## WHAT TO DO
Using the records that follow, copy every line containing the word "растительный".

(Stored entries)

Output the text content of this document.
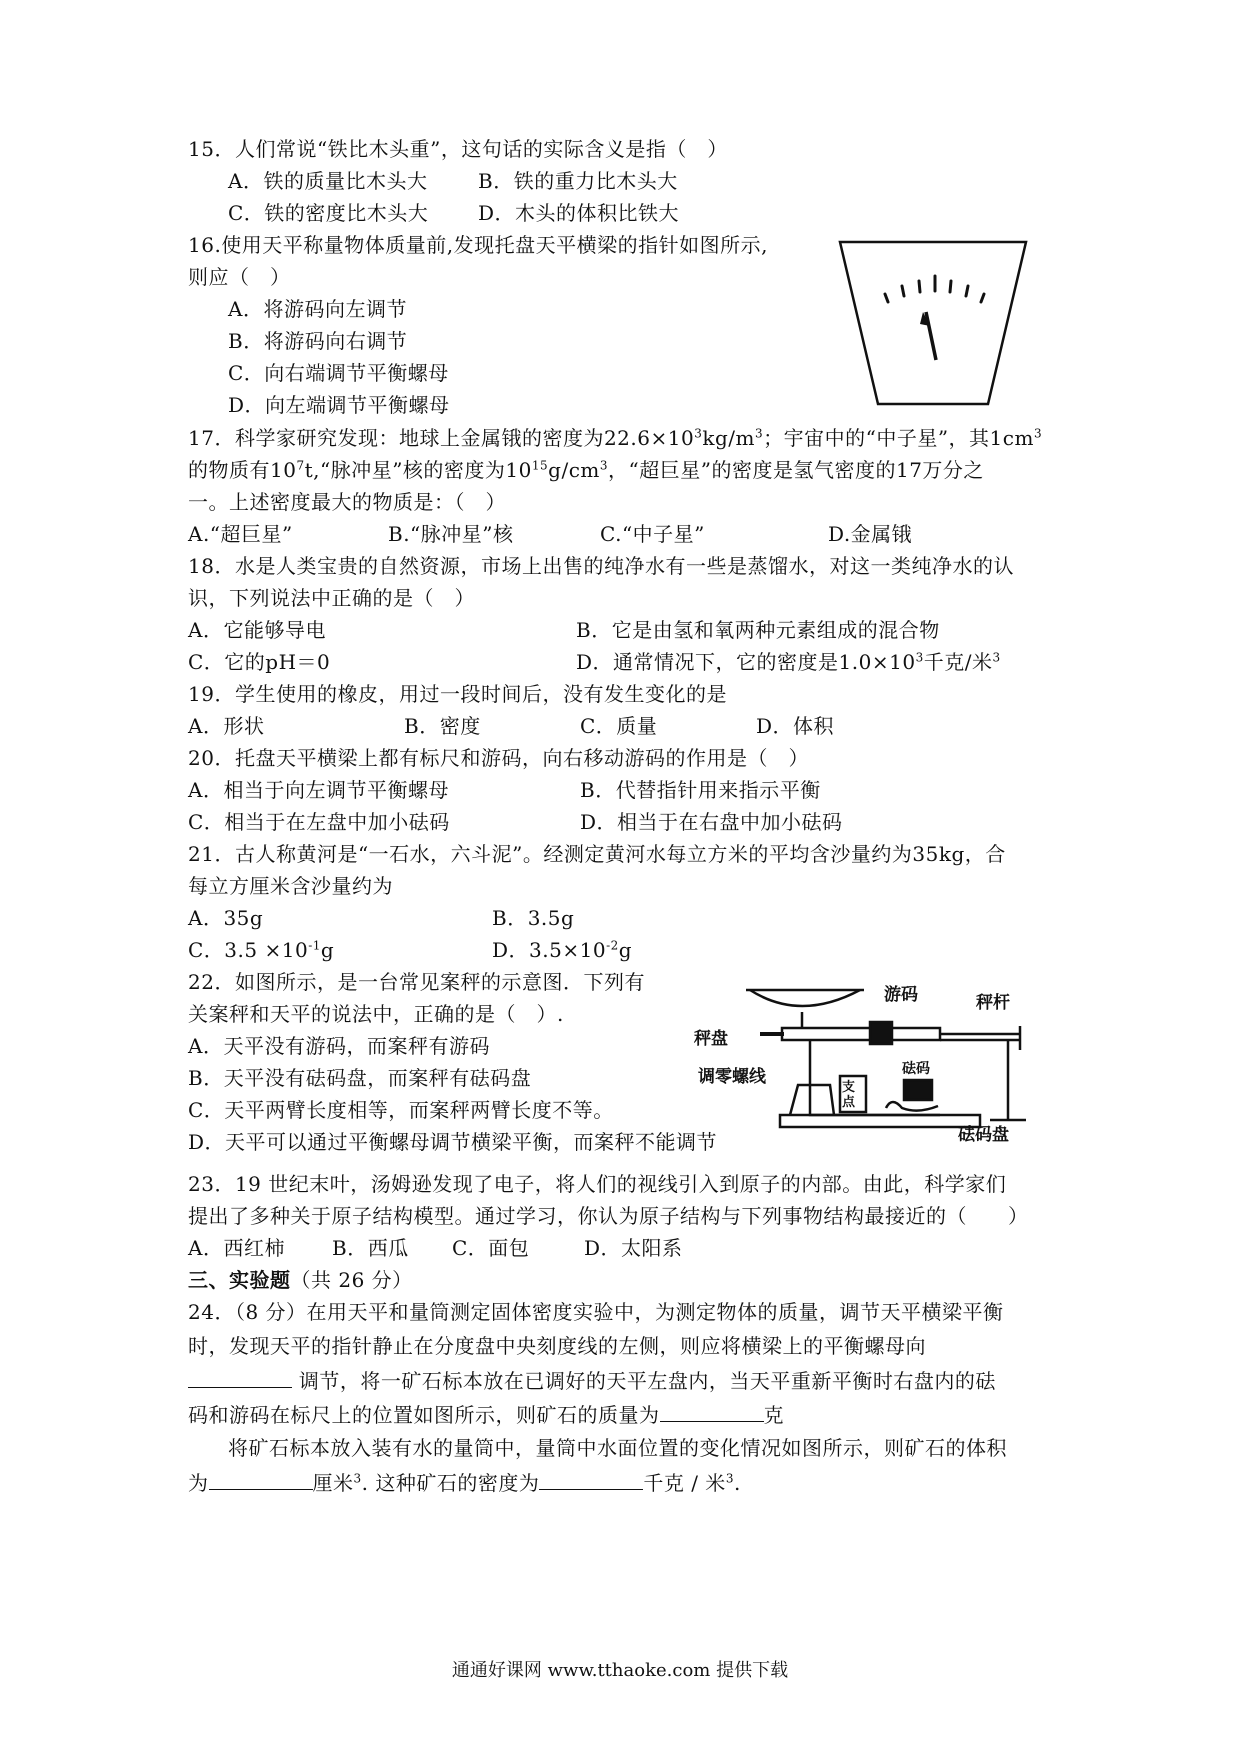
15．人们常说“铁比木头重”，这句话的实际含义是指（　）
A．铁的质量比木头大	B．铁的重力比木头大
C．铁的密度比木头大 D．木头的体积比铁大
16.使用天平称量物体质量前,发现托盘天平横梁的指针如图所示,
则应（　）
A．将游码向左调节
B．将游码向右调节
C．向右端调节平衡螺母
D．向左端调节平衡螺母
17．科学家研究发现：地球上金属锇的密度为$22.6\times 10^3kg/m^3$；宇宙中的“中子星”，其$1cm^3$
的物质有$10^7t,“$脉冲星”核的密度为$10^{15}g/cm^3$，“超巨星”的密度是氢气密度的17万分之
一。上述密度最大的物质是：（　）
A.“超巨星”	B.“脉冲星”核	C.“中子星”	D.金属锇
18．水是人类宝贵的自然资源，市场上出售的纯净水有一些是蒸馏水，对这一类纯净水的认
识，下列说法中正确的是（　）
A．它能够导电	B．它是由氢和氧两种元素组成的混合物
C．它的pH＝0	D．通常情况下，它的密度是$1.0\times 10^3$千克/米$^3$
19．学生使用的橡皮，用过一段时间后，没有发生变化的是
A．形状	B．密度	C．质量	D．体积
20．托盘天平横梁上都有标尺和游码，向右移动游码的作用是（　）
A．相当于向左调节平衡螺母	B．代替指针用来指示平衡
C．相当于在左盘中加小砝码	D．相当于在右盘中加小砝码
21．古人称黄河是“一石水，六斗泥”。经测定黄河水每立方米的平均含沙量约为35kg，合
每立方厘米含沙量约为
A．35g	B．3.5g
C．$3.5 \times 10^{-1}g$	D．$3.5\times 10^{-2}g$
22．如图所示，是一台常见案秤的示意图．下列有
关案秤和天平的说法中，正确的是（　）.
A．天平没有游码，而案秤有游码
B．天平没有砝码盘，而案秤有砝码盘
C．天平两臂长度相等，而案秤两臂长度不等。
D．天平可以通过平衡螺母调节横梁平衡，而案秤不能调节
游码	秤杆
秤盘
砝码
调零螺线
支点
砝码盘
23．19 世纪末叶，汤姆逊发现了电子，将人们的视线引入到原子的内部。由此，科学家们
提出了多种关于原子结构模型。通过学习，你认为原子结构与下列事物结构最接近的（　　）
A．西红柿 B．西瓜 C．面包	D．太阳系
三、实验题（共 26 分）
24．（8 分）在用天平和量筒测定固体密度实验中，为测定物体的质量，调节天平横梁平衡
时，发现天平的指针静止在分度盘中央刻度线的左侧，则应将横梁上的平衡螺母向
调节，将一矿石标本放在已调好的天平左盘内，当天平重新平衡时右盘内的砝
码和游码在标尺上的位置如图所示，则矿石的质量为	克
将矿石标本放入装有水的量筒中，量筒中水面位置的变化情况如图所示，则矿石的体积
为	厘米$^3$. 这种矿石的密度为	千克 / 米$^3$.
通通好课网 www.tthaoke.com 提供下载
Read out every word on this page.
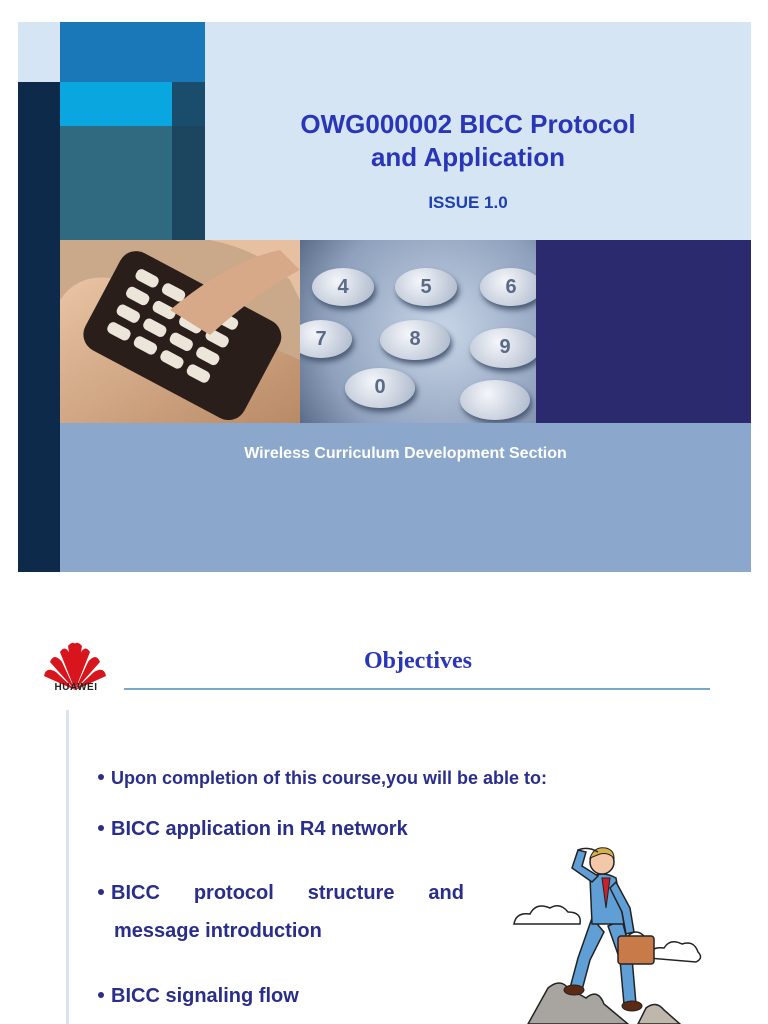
OWG000002 BICC Protocol
and Application
ISSUE 1.0
4	5	6
7	8	9
0
Wireless Curriculum Development Section
HUAWEI
Objectives
Upon completion of this course,you will be able to:
BICC application in R4 network
BICC protocol structure and
message introduction
BICC signaling flow
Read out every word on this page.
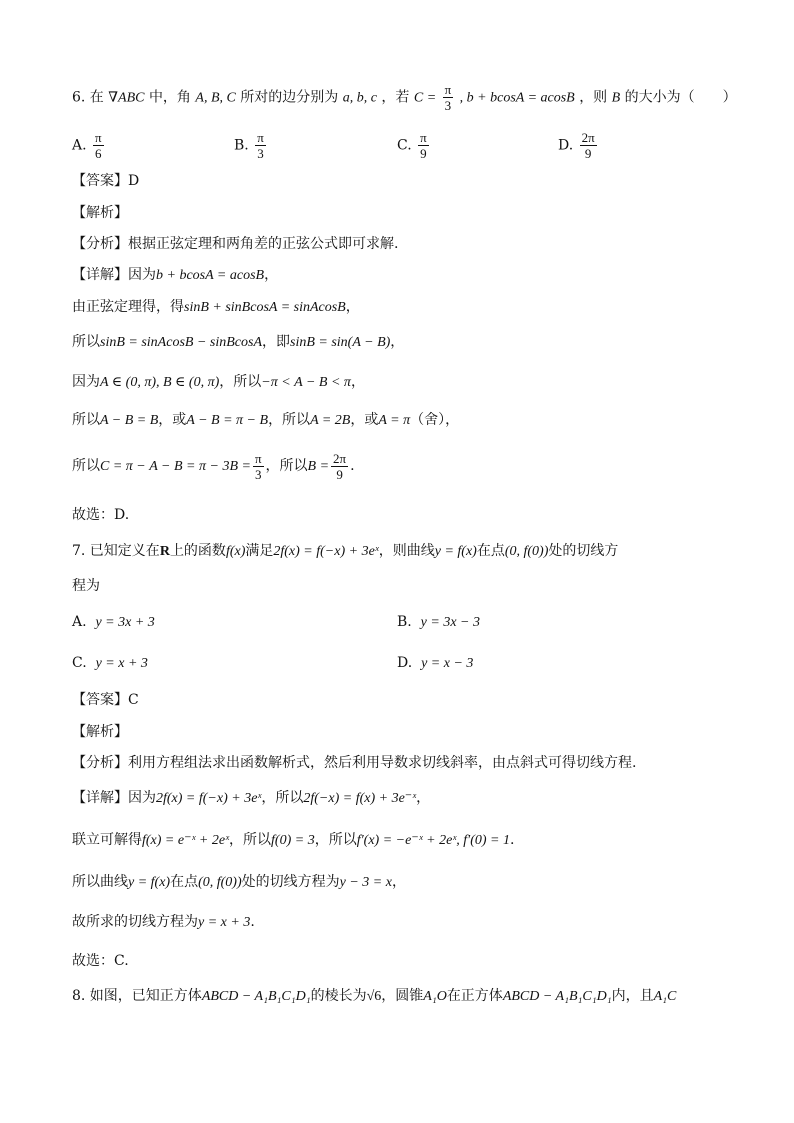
6. 在 ∇ABC 中，角 A, B, C 所对的边分别为 a, b, c ，若 $C = \frac{\pi}{3}$ , b + bcosA = acosB ，则 B 的大小为（　　）
A. $\frac{\pi}{6}$	B. $\frac{\pi}{3}$	C. $\frac{\pi}{9}$	D. $\frac{2\pi}{9}$
【答案】D
【解析】
【分析】根据正弦定理和两角差的正弦公式即可求解.
【详解】因为b + bcosA = acosB，
由正弦定理得，得sinB + sinBcosA = sinAcosB，
所以sinB = sinAcosB − sinBcosA，即sinB = sin(A − B)，
因为A ∈ (0, π), B ∈ (0, π)，所以−π < A − B < π，
所以A − B = B，或A − B = π − B，所以A = 2B，或A = π（舍），
所以$C = \pi - A - B = \pi - 3B = \frac{\pi}{3}$ ，所以$B = \frac{2\pi}{9}$ .
故选：D.
7. 已知定义在R上的函数f(x)满足2f(x) = f(−x) + 3eˣ，则曲线y = f(x)在点(0, f(0))处的切线方
程为
A. y = 3x + 3	B. y = 3x − 3
C. y = x + 3	D. y = x − 3
【答案】C
【解析】
【分析】利用方程组法求出函数解析式，然后利用导数求切线斜率，由点斜式可得切线方程.
【详解】因为2f(x) = f(−x) + 3eˣ，所以2f(−x) = f(x) + 3e⁻ˣ，
联立可解得f(x) = e⁻ˣ + 2eˣ，所以f(0) = 3，所以f′(x) = −e⁻ˣ + 2eˣ, f′(0) = 1.
所以曲线y = f(x)在点(0, f(0))处的切线方程为y − 3 = x，
故所求的切线方程为y = x + 3.
故选：C.
8. 如图，已知正方体ABCD − A₁B₁C₁D₁的棱长为√6，圆锥A₁O在正方体ABCD − A₁B₁C₁D₁内，且A₁C
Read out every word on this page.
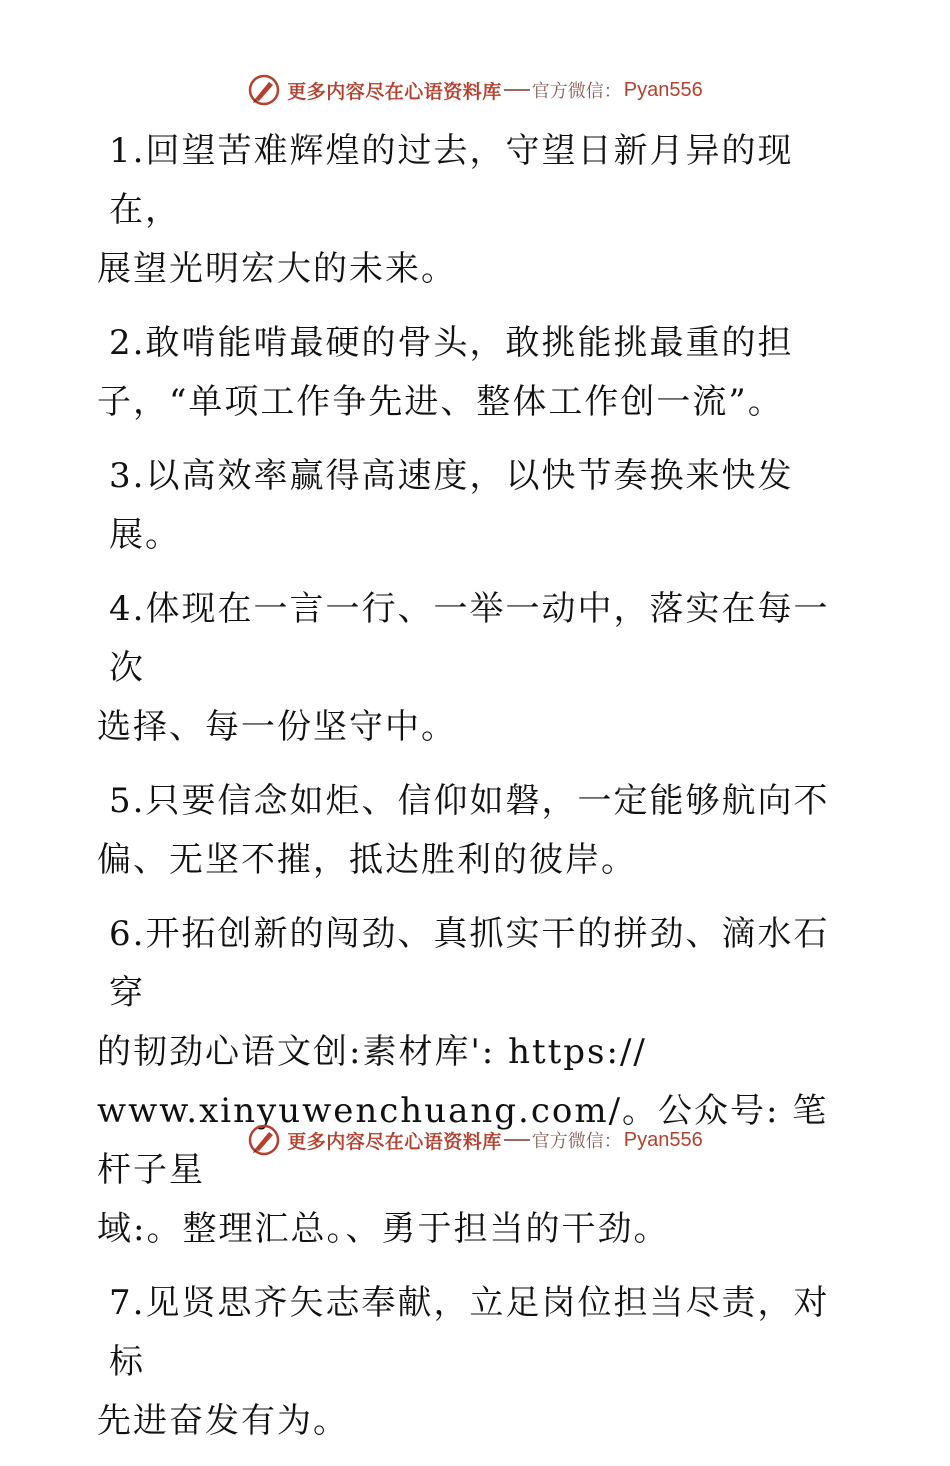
更多内容尽在心语资料库 官方微信： Pyan556

1.回望苦难辉煌的过去，守望日新月异的现在，
展望光明宏大的未来。

2.敢啃能啃最硬的骨头，敢挑能挑最重的担
子，“单项工作争先进、整体工作创一流”。

3.以高效率赢得高速度，以快节奏换来快发展。

4.体现在一言一行、一举一动中，落实在每一次
选择、每一份坚守中。

5.只要信念如炬、信仰如磐，一定能够航向不
偏、无坚不摧，抵达胜利的彼岸。

6.开拓创新的闯劲、真抓实干的拼劲、滴水石穿
的韧劲心语文创:素材库': https://
www.xinyuwenchuang.com/。公众号: 笔杆子星
域:。整理汇总。、勇于担当的干劲。

7.见贤思齐矢志奉献，立足岗位担当尽责，对标
先进奋发有为。

更多内容尽在心语资料库 官方微信： Pyan556
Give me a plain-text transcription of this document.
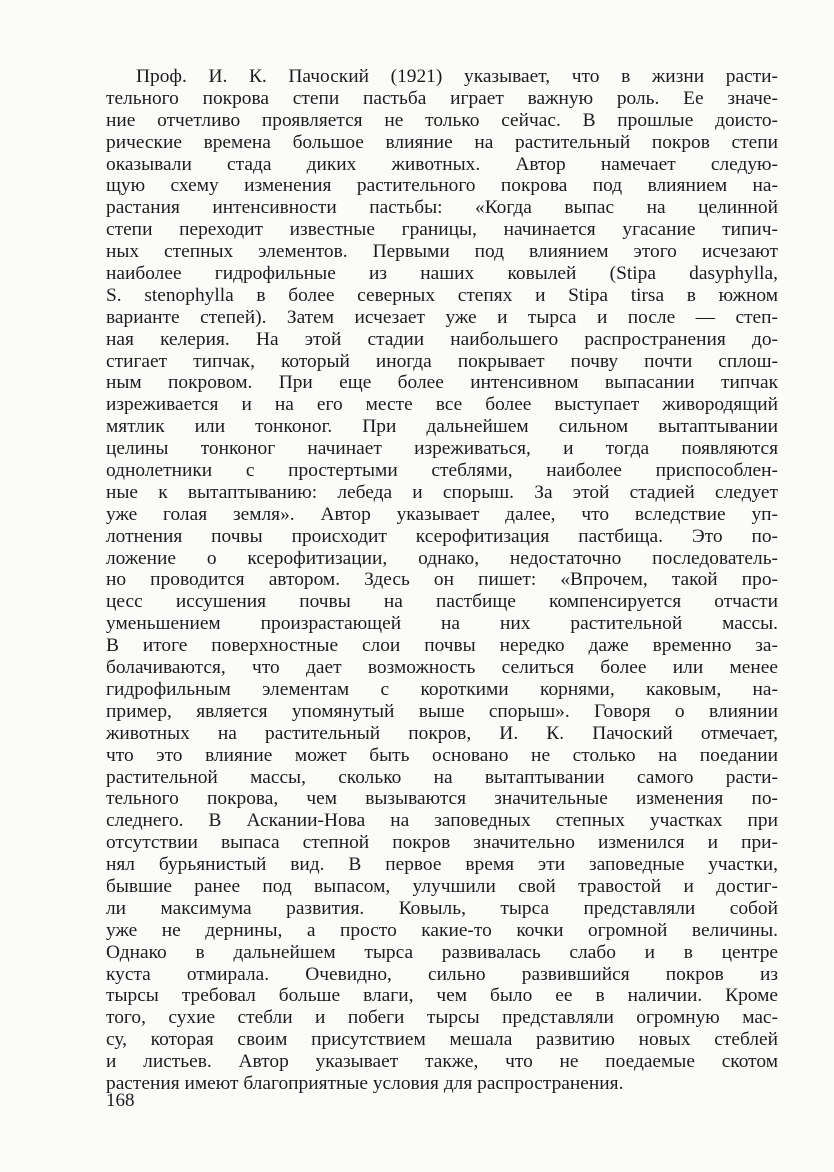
Проф. И. К. Пачоский (1921) указывает, что в жизни расти-
тельного покрова степи пастьба играет важную роль. Ее значе-
ние отчетливо проявляется не только сейчас. В прошлые доисто-
рические времена большое влияние на растительный покров степи
оказывали стада диких животных. Автор намечает следую-
щую схему изменения растительного покрова под влиянием на-
растания интенсивности пастьбы: «Когда выпас на целинной
степи переходит известные границы, начинается угасание типич-
ных степных элементов. Первыми под влиянием этого исчезают
наиболее гидрофильные из наших ковылей (Stipa dasyphylla,
S. stenophylla в более северных степях и Stipa tirsa в южном
варианте степей). Затем исчезает уже и тырса и после — степ-
ная келерия. На этой стадии наибольшего распространения до-
стигает типчак, который иногда покрывает почву почти сплош-
ным покровом. При еще более интенсивном выпасании типчак
изреживается и на его месте все более выступает живородящий
мятлик или тонконог. При дальнейшем сильном вытаптывании
целины тонконог начинает изреживаться, и тогда появляются
однолетники с простертыми стеблями, наиболее приспособлен-
ные к вытаптыванию: лебеда и спорыш. За этой стадией следует
уже голая земля». Автор указывает далее, что вследствие уп-
лотнения почвы происходит ксерофитизация пастбища. Это по-
ложение о ксерофитизации, однако, недостаточно последователь-
но проводится автором. Здесь он пишет: «Впрочем, такой про-
цесс иссушения почвы на пастбище компенсируется отчасти
уменьшением произрастающей на них растительной массы.
В итоге поверхностные слои почвы нередко даже временно за-
болачиваются, что дает возможность селиться более или менее
гидрофильным элементам с короткими корнями, каковым, на-
пример, является упомянутый выше спорыш». Говоря о влиянии
животных на растительный покров, И. К. Пачоский отмечает,
что это влияние может быть основано не столько на поедании
растительной массы, сколько на вытаптывании самого расти-
тельного покрова, чем вызываются значительные изменения по-
следнего. В Аскании-Нова на заповедных степных участках при
отсутствии выпаса степной покров значительно изменился и при-
нял бурьянистый вид. В первое время эти заповедные участки,
бывшие ранее под выпасом, улучшили свой травостой и достиг-
ли максимума развития. Ковыль, тырса представляли собой
уже не дернины, а просто какие-то кочки огромной величины.
Однако в дальнейшем тырса развивалась слабо и в центре
куста отмирала. Очевидно, сильно развившийся покров из
тырсы требовал больше влаги, чем было ее в наличии. Кроме
того, сухие стебли и побеги тырсы представляли огромную мас-
су, которая своим присутствием мешала развитию новых стеблей
и листьев. Автор указывает также, что не поедаемые скотом
растения имеют благоприятные условия для распространения.
168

## FULL SOLUTION
рические времена большое влияние на растительный покров степи
животных на растительный покров, И. К. Пачоский отмечает,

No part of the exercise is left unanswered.